# To do
Extract the complete listing and output it unchanged.

********

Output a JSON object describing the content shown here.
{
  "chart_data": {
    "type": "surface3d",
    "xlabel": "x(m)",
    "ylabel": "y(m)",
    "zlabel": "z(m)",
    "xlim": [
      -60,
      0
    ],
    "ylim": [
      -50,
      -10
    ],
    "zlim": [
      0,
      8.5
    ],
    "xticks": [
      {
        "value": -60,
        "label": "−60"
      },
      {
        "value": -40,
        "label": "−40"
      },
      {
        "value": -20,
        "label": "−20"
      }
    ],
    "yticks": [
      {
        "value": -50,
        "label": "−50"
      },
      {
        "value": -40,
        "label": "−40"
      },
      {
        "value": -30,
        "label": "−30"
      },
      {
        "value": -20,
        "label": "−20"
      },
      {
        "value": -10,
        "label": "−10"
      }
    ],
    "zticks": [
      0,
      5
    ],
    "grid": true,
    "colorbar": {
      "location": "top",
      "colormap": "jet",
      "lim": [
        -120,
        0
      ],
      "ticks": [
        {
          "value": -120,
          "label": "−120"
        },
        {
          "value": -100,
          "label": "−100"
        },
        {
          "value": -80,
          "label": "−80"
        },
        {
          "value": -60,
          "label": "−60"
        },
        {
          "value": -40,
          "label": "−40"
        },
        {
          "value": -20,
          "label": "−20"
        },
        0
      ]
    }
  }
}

********

# Response for this exercise
Output a JSON object describing the content shown here.
{
  "chart_data": {
    "type": "surface3d",
    "xlabel": "x(m)",
    "ylabel": "y(m)",
    "zlabel": "z(m)",
    "xlim": [
      -60,
      0
    ],
    "ylim": [
      -50,
      -10
    ],
    "zlim": [
      0,
      8.5
    ],
    "xticks": [
      {
        "value": -60,
        "label": "−60"
      },
      {
        "value": -40,
        "label": "−40"
      },
      {
        "value": -20,
        "label": "−20"
      }
    ],
    "yticks": [
      {
        "value": -50,
        "label": "−50"
      },
      {
        "value": -40,
        "label": "−40"
      },
      {
        "value": -30,
        "label": "−30"
      },
      {
        "value": -20,
        "label": "−20"
      },
      {
        "value": -10,
        "label": "−10"
      }
    ],
    "zticks": [
      0,
      5
    ],
    "grid": true,
    "colorbar": {
      "location": "top",
      "colormap": "jet",
      "lim": [
        -120,
        0
      ],
      "ticks": [
        {
          "value": -120,
          "label": "−120"
        },
        {
          "value": -100,
          "label": "−100"
        },
        {
          "value": -80,
          "label": "−80"
        },
        {
          "value": -60,
          "label": "−60"
        },
        {
          "value": -40,
          "label": "−40"
        },
        {
          "value": -20,
          "label": "−20"
        },
        0
      ]
    }
  }
}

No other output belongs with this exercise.